→ TASK: Please write out all of the data below exactly, without including the pictures.

↓↓↓

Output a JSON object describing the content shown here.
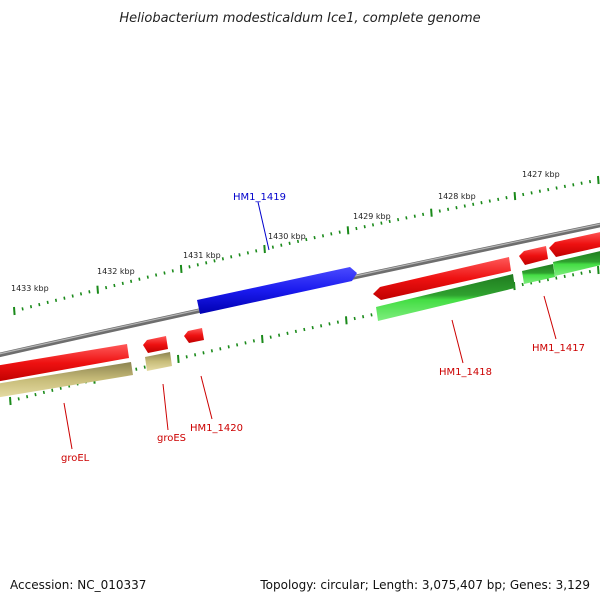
{
  "title": "Heliobacterium modesticaldum Ice1, complete genome",
  "footer": {
    "accession": "Accession: NC_010337",
    "summary": "Topology: circular; Length: 3,075,407 bp; Genes: 3,129"
  },
  "scale_labels": [
    "1433 kbp",
    "1432 kbp",
    "1431 kbp",
    "1430 kbp",
    "1429 kbp",
    "1428 kbp",
    "1427 kbp"
  ],
  "gene_labels": [
    {
      "text": "HM1_1419",
      "color": "#0000cc"
    },
    {
      "text": "groEL",
      "color": "#cc0000"
    },
    {
      "text": "groES",
      "color": "#cc0000"
    },
    {
      "text": "HM1_1420",
      "color": "#cc0000"
    },
    {
      "text": "HM1_1418",
      "color": "#cc0000"
    },
    {
      "text": "HM1_1417",
      "color": "#cc0000"
    }
  ],
  "colors": {
    "backbone": "#808080",
    "gene_red": "#ee1111",
    "gene_blue": "#1a1aee",
    "gene_green": "#33cc33",
    "gene_khaki": "#c8bd7a",
    "tick_green": "#1a8a1a"
  }
}
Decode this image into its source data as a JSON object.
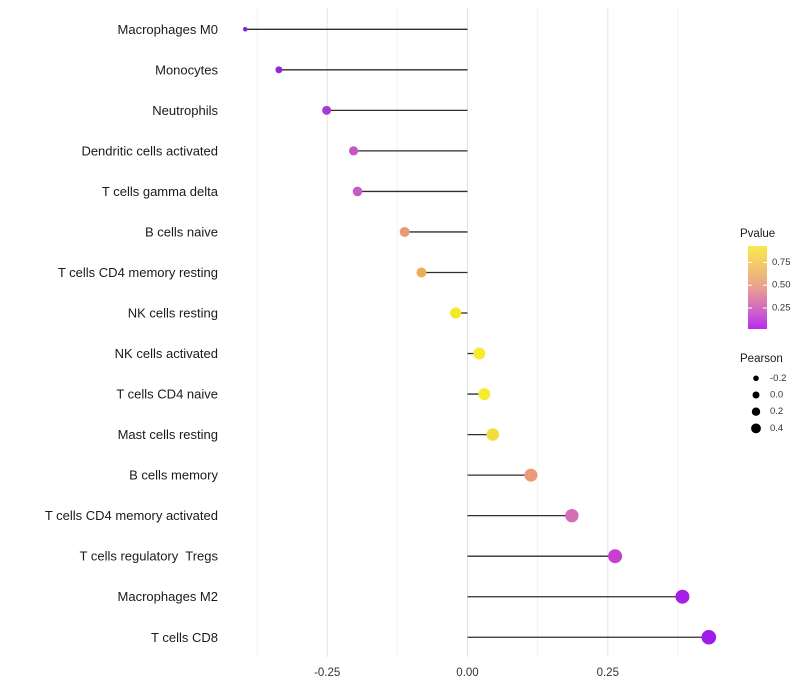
{
  "chart_data": {
    "type": "scatter",
    "variant": "lollipop",
    "title": "",
    "xlabel": "",
    "ylabel": "",
    "xlim": [
      -0.44,
      0.48
    ],
    "grid": "vertical-only",
    "legend_position": "right",
    "x_ticks": [
      {
        "value": -0.25,
        "label": "-0.25"
      },
      {
        "value": 0.0,
        "label": "0.00"
      },
      {
        "value": 0.25,
        "label": "0.25"
      }
    ],
    "x_minor_gridlines": [
      -0.375,
      -0.125,
      0.125,
      0.375
    ],
    "categories": [
      "Macrophages M0",
      "Monocytes",
      "Neutrophils",
      "Dendritic cells activated",
      "T cells gamma delta",
      "B cells naive",
      "T cells CD4 memory resting",
      "NK cells resting",
      "NK cells activated",
      "T cells CD4 naive",
      "Mast cells resting",
      "B cells memory",
      "T cells CD4 memory activated",
      "T cells regulatory  Tregs",
      "Macrophages M2",
      "T cells CD8"
    ],
    "points": [
      {
        "name": "Macrophages M0",
        "pearson": -0.396,
        "pvalue": 0.02,
        "color": "#8222DC",
        "radius": 2.3
      },
      {
        "name": "Monocytes",
        "pearson": -0.336,
        "pvalue": 0.05,
        "color": "#9229D9",
        "radius": 3.5
      },
      {
        "name": "Neutrophils",
        "pearson": -0.251,
        "pvalue": 0.12,
        "color": "#A83AD2",
        "radius": 4.5
      },
      {
        "name": "Dendritic cells activated",
        "pearson": -0.203,
        "pvalue": 0.26,
        "color": "#C355C9",
        "radius": 4.6
      },
      {
        "name": "T cells gamma delta",
        "pearson": -0.196,
        "pvalue": 0.28,
        "color": "#C65BC3",
        "radius": 4.8
      },
      {
        "name": "B cells naive",
        "pearson": -0.112,
        "pvalue": 0.55,
        "color": "#E79A74",
        "radius": 5.0
      },
      {
        "name": "T cells CD4 memory resting",
        "pearson": -0.082,
        "pvalue": 0.63,
        "color": "#EBAE55",
        "radius": 5.0
      },
      {
        "name": "NK cells resting",
        "pearson": -0.021,
        "pvalue": 0.9,
        "color": "#F4E82B",
        "radius": 5.6
      },
      {
        "name": "NK cells activated",
        "pearson": 0.021,
        "pvalue": 0.92,
        "color": "#F6EB2C",
        "radius": 6.0
      },
      {
        "name": "T cells CD4 naive",
        "pearson": 0.03,
        "pvalue": 0.91,
        "color": "#F6EB2C",
        "radius": 6.0
      },
      {
        "name": "Mast cells resting",
        "pearson": 0.045,
        "pvalue": 0.86,
        "color": "#F2DD3C",
        "radius": 6.3
      },
      {
        "name": "B cells memory",
        "pearson": 0.113,
        "pvalue": 0.56,
        "color": "#E99B78",
        "radius": 6.5
      },
      {
        "name": "T cells CD4 memory activated",
        "pearson": 0.186,
        "pvalue": 0.35,
        "color": "#D26FB5",
        "radius": 6.7
      },
      {
        "name": "T cells regulatory  Tregs",
        "pearson": 0.263,
        "pvalue": 0.18,
        "color": "#C640D4",
        "radius": 7.0
      },
      {
        "name": "Macrophages M2",
        "pearson": 0.383,
        "pvalue": 0.06,
        "color": "#A61FE6",
        "radius": 7.0
      },
      {
        "name": "T cells CD8",
        "pearson": 0.43,
        "pvalue": 0.03,
        "color": "#9F1BE8",
        "radius": 7.3
      }
    ],
    "legends": {
      "pvalue": {
        "title": "Pvalue",
        "tick_values": [
          0.75,
          0.5,
          0.25
        ],
        "tick_labels": [
          "0.75",
          "0.50",
          "0.25"
        ],
        "range_bottom_top": [
          0.02,
          0.93
        ],
        "gradient_stops": [
          {
            "offset": 0.0,
            "color": "#F9E94E"
          },
          {
            "offset": 0.25,
            "color": "#F3C66E"
          },
          {
            "offset": 0.5,
            "color": "#E9A08E"
          },
          {
            "offset": 0.78,
            "color": "#CD65C7"
          },
          {
            "offset": 1.0,
            "color": "#BB2BF1"
          }
        ]
      },
      "pearson": {
        "title": "Pearson",
        "dot_color": "#000000",
        "items": [
          {
            "label": "-0.2",
            "radius": 2.8
          },
          {
            "label": "0.0",
            "radius": 3.5
          },
          {
            "label": "0.2",
            "radius": 4.2
          },
          {
            "label": "0.4",
            "radius": 4.9
          }
        ]
      }
    },
    "colors": {
      "background": "#FFFFFF",
      "stem": "#2E2E2E",
      "grid_major": "#E3E3E3",
      "grid_minor": "#F2F2F2",
      "axis_text": "#333333",
      "category_text": "#1A1A1A",
      "legend_title_text": "#1A1A1A",
      "legend_label_text": "#333333"
    }
  }
}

↑↑↑

→ RESULT:
Output a JSON object describing the content shown here.
{
  "title": "Heliobacterium modesticaldum Ice1, complete genome",
  "footer": {
    "accession": "Accession: NC_010337",
    "summary": "Topology: circular; Length: 3,075,407 bp; Genes: 3,129"
  },
  "scale_labels": [
    "1433 kbp",
    "1432 kbp",
    "1431 kbp",
    "1430 kbp",
    "1429 kbp",
    "1428 kbp",
    "1427 kbp"
  ],
  "gene_labels": [
    {
      "text": "HM1_1419",
      "color": "#0000cc"
    },
    {
      "text": "groEL",
      "color": "#cc0000"
    },
    {
      "text": "groES",
      "color": "#cc0000"
    },
    {
      "text": "HM1_1420",
      "color": "#cc0000"
    },
    {
      "text": "HM1_1418",
      "color": "#cc0000"
    },
    {
      "text": "HM1_1417",
      "color": "#cc0000"
    }
  ],
  "colors": {
    "backbone": "#808080",
    "gene_red": "#ee1111",
    "gene_blue": "#1a1aee",
    "gene_green": "#33cc33",
    "gene_khaki": "#c8bd7a",
    "tick_green": "#1a8a1a"
  }
}
Decode this image into its source data as a JSON object.
{
  "chart_data": {
    "type": "scatter",
    "variant": "lollipop",
    "title": "",
    "xlabel": "",
    "ylabel": "",
    "xlim": [
      -0.44,
      0.48
    ],
    "grid": "vertical-only",
    "legend_position": "right",
    "x_ticks": [
      {
        "value": -0.25,
        "label": "-0.25"
      },
      {
        "value": 0.0,
        "label": "0.00"
      },
      {
        "value": 0.25,
        "label": "0.25"
      }
    ],
    "x_minor_gridlines": [
      -0.375,
      -0.125,
      0.125,
      0.375
    ],
    "categories": [
      "Macrophages M0",
      "Monocytes",
      "Neutrophils",
      "Dendritic cells activated",
      "T cells gamma delta",
      "B cells naive",
      "T cells CD4 memory resting",
      "NK cells resting",
      "NK cells activated",
      "T cells CD4 naive",
      "Mast cells resting",
      "B cells memory",
      "T cells CD4 memory activated",
      "T cells regulatory  Tregs",
      "Macrophages M2",
      "T cells CD8"
    ],
    "points": [
      {
        "name": "Macrophages M0",
        "pearson": -0.396,
        "pvalue": 0.02,
        "color": "#8222DC",
        "radius": 2.3
      },
      {
        "name": "Monocytes",
        "pearson": -0.336,
        "pvalue": 0.05,
        "color": "#9229D9",
        "radius": 3.5
      },
      {
        "name": "Neutrophils",
        "pearson": -0.251,
        "pvalue": 0.12,
        "color": "#A83AD2",
        "radius": 4.5
      },
      {
        "name": "Dendritic cells activated",
        "pearson": -0.203,
        "pvalue": 0.26,
        "color": "#C355C9",
        "radius": 4.6
      },
      {
        "name": "T cells gamma delta",
        "pearson": -0.196,
        "pvalue": 0.28,
        "color": "#C65BC3",
        "radius": 4.8
      },
      {
        "name": "B cells naive",
        "pearson": -0.112,
        "pvalue": 0.55,
        "color": "#E79A74",
        "radius": 5.0
      },
      {
        "name": "T cells CD4 memory resting",
        "pearson": -0.082,
        "pvalue": 0.63,
        "color": "#EBAE55",
        "radius": 5.0
      },
      {
        "name": "NK cells resting",
        "pearson": -0.021,
        "pvalue": 0.9,
        "color": "#F4E82B",
        "radius": 5.6
      },
      {
        "name": "NK cells activated",
        "pearson": 0.021,
        "pvalue": 0.92,
        "color": "#F6EB2C",
        "radius": 6.0
      },
      {
        "name": "T cells CD4 naive",
        "pearson": 0.03,
        "pvalue": 0.91,
        "color": "#F6EB2C",
        "radius": 6.0
      },
      {
        "name": "Mast cells resting",
        "pearson": 0.045,
        "pvalue": 0.86,
        "color": "#F2DD3C",
        "radius": 6.3
      },
      {
        "name": "B cells memory",
        "pearson": 0.113,
        "pvalue": 0.56,
        "color": "#E99B78",
        "radius": 6.5
      },
      {
        "name": "T cells CD4 memory activated",
        "pearson": 0.186,
        "pvalue": 0.35,
        "color": "#D26FB5",
        "radius": 6.7
      },
      {
        "name": "T cells regulatory  Tregs",
        "pearson": 0.263,
        "pvalue": 0.18,
        "color": "#C640D4",
        "radius": 7.0
      },
      {
        "name": "Macrophages M2",
        "pearson": 0.383,
        "pvalue": 0.06,
        "color": "#A61FE6",
        "radius": 7.0
      },
      {
        "name": "T cells CD8",
        "pearson": 0.43,
        "pvalue": 0.03,
        "color": "#9F1BE8",
        "radius": 7.3
      }
    ],
    "legends": {
      "pvalue": {
        "title": "Pvalue",
        "tick_values": [
          0.75,
          0.5,
          0.25
        ],
        "tick_labels": [
          "0.75",
          "0.50",
          "0.25"
        ],
        "range_bottom_top": [
          0.02,
          0.93
        ],
        "gradient_stops": [
          {
            "offset": 0.0,
            "color": "#F9E94E"
          },
          {
            "offset": 0.25,
            "color": "#F3C66E"
          },
          {
            "offset": 0.5,
            "color": "#E9A08E"
          },
          {
            "offset": 0.78,
            "color": "#CD65C7"
          },
          {
            "offset": 1.0,
            "color": "#BB2BF1"
          }
        ]
      },
      "pearson": {
        "title": "Pearson",
        "dot_color": "#000000",
        "items": [
          {
            "label": "-0.2",
            "radius": 2.8
          },
          {
            "label": "0.0",
            "radius": 3.5
          },
          {
            "label": "0.2",
            "radius": 4.2
          },
          {
            "label": "0.4",
            "radius": 4.9
          }
        ]
      }
    },
    "colors": {
      "background": "#FFFFFF",
      "stem": "#2E2E2E",
      "grid_major": "#E3E3E3",
      "grid_minor": "#F2F2F2",
      "axis_text": "#333333",
      "category_text": "#1A1A1A",
      "legend_title_text": "#1A1A1A",
      "legend_label_text": "#333333"
    }
  }
}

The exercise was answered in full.